Here are some records. Copy each one exactly.

--

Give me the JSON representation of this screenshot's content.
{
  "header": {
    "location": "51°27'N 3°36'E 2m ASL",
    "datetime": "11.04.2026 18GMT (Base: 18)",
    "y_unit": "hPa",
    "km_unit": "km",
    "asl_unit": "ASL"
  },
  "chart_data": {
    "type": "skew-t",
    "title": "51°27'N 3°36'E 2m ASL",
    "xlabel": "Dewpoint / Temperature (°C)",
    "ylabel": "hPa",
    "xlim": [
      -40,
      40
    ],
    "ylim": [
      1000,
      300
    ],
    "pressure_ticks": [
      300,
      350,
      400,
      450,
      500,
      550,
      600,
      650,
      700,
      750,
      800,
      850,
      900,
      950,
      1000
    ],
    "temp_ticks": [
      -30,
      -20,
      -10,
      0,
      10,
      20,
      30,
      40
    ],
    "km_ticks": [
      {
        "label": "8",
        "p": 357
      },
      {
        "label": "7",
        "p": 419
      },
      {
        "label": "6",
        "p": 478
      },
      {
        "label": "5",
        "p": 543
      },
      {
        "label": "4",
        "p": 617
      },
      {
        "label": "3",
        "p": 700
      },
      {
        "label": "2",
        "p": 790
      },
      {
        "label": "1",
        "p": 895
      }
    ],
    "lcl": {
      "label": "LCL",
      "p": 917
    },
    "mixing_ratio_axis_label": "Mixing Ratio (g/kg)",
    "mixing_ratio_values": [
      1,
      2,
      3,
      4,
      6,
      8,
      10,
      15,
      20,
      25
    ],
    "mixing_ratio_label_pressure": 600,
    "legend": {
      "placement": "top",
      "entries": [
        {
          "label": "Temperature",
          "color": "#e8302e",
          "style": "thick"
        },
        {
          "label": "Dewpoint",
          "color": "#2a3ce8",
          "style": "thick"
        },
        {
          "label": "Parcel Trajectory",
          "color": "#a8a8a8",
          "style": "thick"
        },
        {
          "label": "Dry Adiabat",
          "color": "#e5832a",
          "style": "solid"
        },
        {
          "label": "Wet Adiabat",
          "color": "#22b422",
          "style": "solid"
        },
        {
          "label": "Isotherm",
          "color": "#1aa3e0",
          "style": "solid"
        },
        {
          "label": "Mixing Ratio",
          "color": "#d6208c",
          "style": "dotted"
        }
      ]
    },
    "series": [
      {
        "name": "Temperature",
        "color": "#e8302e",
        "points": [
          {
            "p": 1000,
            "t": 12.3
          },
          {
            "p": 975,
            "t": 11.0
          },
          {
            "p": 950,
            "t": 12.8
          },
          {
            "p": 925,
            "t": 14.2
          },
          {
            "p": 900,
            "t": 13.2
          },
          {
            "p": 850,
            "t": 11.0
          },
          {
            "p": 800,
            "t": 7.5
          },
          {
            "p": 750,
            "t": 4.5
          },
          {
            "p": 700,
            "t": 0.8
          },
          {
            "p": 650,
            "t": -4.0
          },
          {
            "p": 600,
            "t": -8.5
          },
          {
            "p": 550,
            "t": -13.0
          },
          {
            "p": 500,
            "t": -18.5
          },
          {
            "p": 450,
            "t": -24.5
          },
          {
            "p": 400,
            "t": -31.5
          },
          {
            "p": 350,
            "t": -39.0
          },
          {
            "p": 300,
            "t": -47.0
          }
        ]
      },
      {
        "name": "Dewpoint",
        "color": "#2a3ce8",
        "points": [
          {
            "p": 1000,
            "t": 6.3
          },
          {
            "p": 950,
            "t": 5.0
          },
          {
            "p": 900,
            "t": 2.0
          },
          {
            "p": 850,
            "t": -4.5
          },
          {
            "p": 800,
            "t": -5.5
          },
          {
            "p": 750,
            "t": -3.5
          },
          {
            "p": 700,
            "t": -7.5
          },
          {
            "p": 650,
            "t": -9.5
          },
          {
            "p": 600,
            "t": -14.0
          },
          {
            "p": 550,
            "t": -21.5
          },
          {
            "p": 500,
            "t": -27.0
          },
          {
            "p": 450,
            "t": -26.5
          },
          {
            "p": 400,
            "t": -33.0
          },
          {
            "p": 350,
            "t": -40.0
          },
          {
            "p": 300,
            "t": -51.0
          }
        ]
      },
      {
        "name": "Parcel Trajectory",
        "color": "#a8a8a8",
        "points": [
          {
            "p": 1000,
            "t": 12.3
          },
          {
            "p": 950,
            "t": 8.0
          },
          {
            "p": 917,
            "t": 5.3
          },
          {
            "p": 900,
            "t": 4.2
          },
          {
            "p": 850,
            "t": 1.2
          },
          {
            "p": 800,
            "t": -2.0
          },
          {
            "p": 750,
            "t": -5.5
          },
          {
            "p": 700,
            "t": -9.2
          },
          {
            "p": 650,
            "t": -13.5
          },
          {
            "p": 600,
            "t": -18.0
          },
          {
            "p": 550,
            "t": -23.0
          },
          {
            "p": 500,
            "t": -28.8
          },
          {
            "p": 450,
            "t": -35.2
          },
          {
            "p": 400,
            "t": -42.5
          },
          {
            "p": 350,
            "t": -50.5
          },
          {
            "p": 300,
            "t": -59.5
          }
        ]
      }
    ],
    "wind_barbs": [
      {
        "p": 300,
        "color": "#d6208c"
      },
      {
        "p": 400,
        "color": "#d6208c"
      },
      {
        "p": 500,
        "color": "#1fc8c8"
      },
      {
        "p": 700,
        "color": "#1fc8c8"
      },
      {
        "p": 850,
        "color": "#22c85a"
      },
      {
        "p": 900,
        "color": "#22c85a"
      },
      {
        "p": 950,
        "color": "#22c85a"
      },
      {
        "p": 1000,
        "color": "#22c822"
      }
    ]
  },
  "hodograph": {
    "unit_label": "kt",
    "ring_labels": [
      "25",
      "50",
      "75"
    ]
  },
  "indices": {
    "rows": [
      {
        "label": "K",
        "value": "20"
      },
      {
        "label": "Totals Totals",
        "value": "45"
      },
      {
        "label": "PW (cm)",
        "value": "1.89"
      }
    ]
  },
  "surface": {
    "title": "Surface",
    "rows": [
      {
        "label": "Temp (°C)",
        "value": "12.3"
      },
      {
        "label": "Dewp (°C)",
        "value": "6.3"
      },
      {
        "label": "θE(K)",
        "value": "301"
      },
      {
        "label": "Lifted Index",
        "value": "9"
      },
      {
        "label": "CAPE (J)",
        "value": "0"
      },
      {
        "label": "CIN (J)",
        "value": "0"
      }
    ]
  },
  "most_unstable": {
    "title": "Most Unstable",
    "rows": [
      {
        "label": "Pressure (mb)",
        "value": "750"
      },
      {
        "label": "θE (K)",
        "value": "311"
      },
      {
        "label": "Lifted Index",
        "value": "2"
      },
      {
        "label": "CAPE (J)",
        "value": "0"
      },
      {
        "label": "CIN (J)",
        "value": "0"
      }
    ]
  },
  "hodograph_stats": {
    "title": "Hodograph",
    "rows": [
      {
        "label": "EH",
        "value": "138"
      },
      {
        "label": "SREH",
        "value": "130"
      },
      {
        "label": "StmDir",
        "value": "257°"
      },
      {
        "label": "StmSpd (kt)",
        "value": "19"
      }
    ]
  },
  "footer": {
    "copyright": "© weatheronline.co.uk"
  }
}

--

FULL RESPONSE —
Give me the JSON representation of this screenshot's content.
{
  "header": {
    "location": "51°27'N 3°36'E 2m ASL",
    "datetime": "11.04.2026 18GMT (Base: 18)",
    "y_unit": "hPa",
    "km_unit": "km",
    "asl_unit": "ASL"
  },
  "chart_data": {
    "type": "skew-t",
    "title": "51°27'N 3°36'E 2m ASL",
    "xlabel": "Dewpoint / Temperature (°C)",
    "ylabel": "hPa",
    "xlim": [
      -40,
      40
    ],
    "ylim": [
      1000,
      300
    ],
    "pressure_ticks": [
      300,
      350,
      400,
      450,
      500,
      550,
      600,
      650,
      700,
      750,
      800,
      850,
      900,
      950,
      1000
    ],
    "temp_ticks": [
      -30,
      -20,
      -10,
      0,
      10,
      20,
      30,
      40
    ],
    "km_ticks": [
      {
        "label": "8",
        "p": 357
      },
      {
        "label": "7",
        "p": 419
      },
      {
        "label": "6",
        "p": 478
      },
      {
        "label": "5",
        "p": 543
      },
      {
        "label": "4",
        "p": 617
      },
      {
        "label": "3",
        "p": 700
      },
      {
        "label": "2",
        "p": 790
      },
      {
        "label": "1",
        "p": 895
      }
    ],
    "lcl": {
      "label": "LCL",
      "p": 917
    },
    "mixing_ratio_axis_label": "Mixing Ratio (g/kg)",
    "mixing_ratio_values": [
      1,
      2,
      3,
      4,
      6,
      8,
      10,
      15,
      20,
      25
    ],
    "mixing_ratio_label_pressure": 600,
    "legend": {
      "placement": "top",
      "entries": [
        {
          "label": "Temperature",
          "color": "#e8302e",
          "style": "thick"
        },
        {
          "label": "Dewpoint",
          "color": "#2a3ce8",
          "style": "thick"
        },
        {
          "label": "Parcel Trajectory",
          "color": "#a8a8a8",
          "style": "thick"
        },
        {
          "label": "Dry Adiabat",
          "color": "#e5832a",
          "style": "solid"
        },
        {
          "label": "Wet Adiabat",
          "color": "#22b422",
          "style": "solid"
        },
        {
          "label": "Isotherm",
          "color": "#1aa3e0",
          "style": "solid"
        },
        {
          "label": "Mixing Ratio",
          "color": "#d6208c",
          "style": "dotted"
        }
      ]
    },
    "series": [
      {
        "name": "Temperature",
        "color": "#e8302e",
        "points": [
          {
            "p": 1000,
            "t": 12.3
          },
          {
            "p": 975,
            "t": 11.0
          },
          {
            "p": 950,
            "t": 12.8
          },
          {
            "p": 925,
            "t": 14.2
          },
          {
            "p": 900,
            "t": 13.2
          },
          {
            "p": 850,
            "t": 11.0
          },
          {
            "p": 800,
            "t": 7.5
          },
          {
            "p": 750,
            "t": 4.5
          },
          {
            "p": 700,
            "t": 0.8
          },
          {
            "p": 650,
            "t": -4.0
          },
          {
            "p": 600,
            "t": -8.5
          },
          {
            "p": 550,
            "t": -13.0
          },
          {
            "p": 500,
            "t": -18.5
          },
          {
            "p": 450,
            "t": -24.5
          },
          {
            "p": 400,
            "t": -31.5
          },
          {
            "p": 350,
            "t": -39.0
          },
          {
            "p": 300,
            "t": -47.0
          }
        ]
      },
      {
        "name": "Dewpoint",
        "color": "#2a3ce8",
        "points": [
          {
            "p": 1000,
            "t": 6.3
          },
          {
            "p": 950,
            "t": 5.0
          },
          {
            "p": 900,
            "t": 2.0
          },
          {
            "p": 850,
            "t": -4.5
          },
          {
            "p": 800,
            "t": -5.5
          },
          {
            "p": 750,
            "t": -3.5
          },
          {
            "p": 700,
            "t": -7.5
          },
          {
            "p": 650,
            "t": -9.5
          },
          {
            "p": 600,
            "t": -14.0
          },
          {
            "p": 550,
            "t": -21.5
          },
          {
            "p": 500,
            "t": -27.0
          },
          {
            "p": 450,
            "t": -26.5
          },
          {
            "p": 400,
            "t": -33.0
          },
          {
            "p": 350,
            "t": -40.0
          },
          {
            "p": 300,
            "t": -51.0
          }
        ]
      },
      {
        "name": "Parcel Trajectory",
        "color": "#a8a8a8",
        "points": [
          {
            "p": 1000,
            "t": 12.3
          },
          {
            "p": 950,
            "t": 8.0
          },
          {
            "p": 917,
            "t": 5.3
          },
          {
            "p": 900,
            "t": 4.2
          },
          {
            "p": 850,
            "t": 1.2
          },
          {
            "p": 800,
            "t": -2.0
          },
          {
            "p": 750,
            "t": -5.5
          },
          {
            "p": 700,
            "t": -9.2
          },
          {
            "p": 650,
            "t": -13.5
          },
          {
            "p": 600,
            "t": -18.0
          },
          {
            "p": 550,
            "t": -23.0
          },
          {
            "p": 500,
            "t": -28.8
          },
          {
            "p": 450,
            "t": -35.2
          },
          {
            "p": 400,
            "t": -42.5
          },
          {
            "p": 350,
            "t": -50.5
          },
          {
            "p": 300,
            "t": -59.5
          }
        ]
      }
    ],
    "wind_barbs": [
      {
        "p": 300,
        "color": "#d6208c"
      },
      {
        "p": 400,
        "color": "#d6208c"
      },
      {
        "p": 500,
        "color": "#1fc8c8"
      },
      {
        "p": 700,
        "color": "#1fc8c8"
      },
      {
        "p": 850,
        "color": "#22c85a"
      },
      {
        "p": 900,
        "color": "#22c85a"
      },
      {
        "p": 950,
        "color": "#22c85a"
      },
      {
        "p": 1000,
        "color": "#22c822"
      }
    ]
  },
  "hodograph": {
    "unit_label": "kt",
    "ring_labels": [
      "25",
      "50",
      "75"
    ]
  },
  "indices": {
    "rows": [
      {
        "label": "K",
        "value": "20"
      },
      {
        "label": "Totals Totals",
        "value": "45"
      },
      {
        "label": "PW (cm)",
        "value": "1.89"
      }
    ]
  },
  "surface": {
    "title": "Surface",
    "rows": [
      {
        "label": "Temp (°C)",
        "value": "12.3"
      },
      {
        "label": "Dewp (°C)",
        "value": "6.3"
      },
      {
        "label": "θE(K)",
        "value": "301"
      },
      {
        "label": "Lifted Index",
        "value": "9"
      },
      {
        "label": "CAPE (J)",
        "value": "0"
      },
      {
        "label": "CIN (J)",
        "value": "0"
      }
    ]
  },
  "most_unstable": {
    "title": "Most Unstable",
    "rows": [
      {
        "label": "Pressure (mb)",
        "value": "750"
      },
      {
        "label": "θE (K)",
        "value": "311"
      },
      {
        "label": "Lifted Index",
        "value": "2"
      },
      {
        "label": "CAPE (J)",
        "value": "0"
      },
      {
        "label": "CIN (J)",
        "value": "0"
      }
    ]
  },
  "hodograph_stats": {
    "title": "Hodograph",
    "rows": [
      {
        "label": "EH",
        "value": "138"
      },
      {
        "label": "SREH",
        "value": "130"
      },
      {
        "label": "StmDir",
        "value": "257°"
      },
      {
        "label": "StmSpd (kt)",
        "value": "19"
      }
    ]
  },
  "footer": {
    "copyright": "© weatheronline.co.uk"
  }
}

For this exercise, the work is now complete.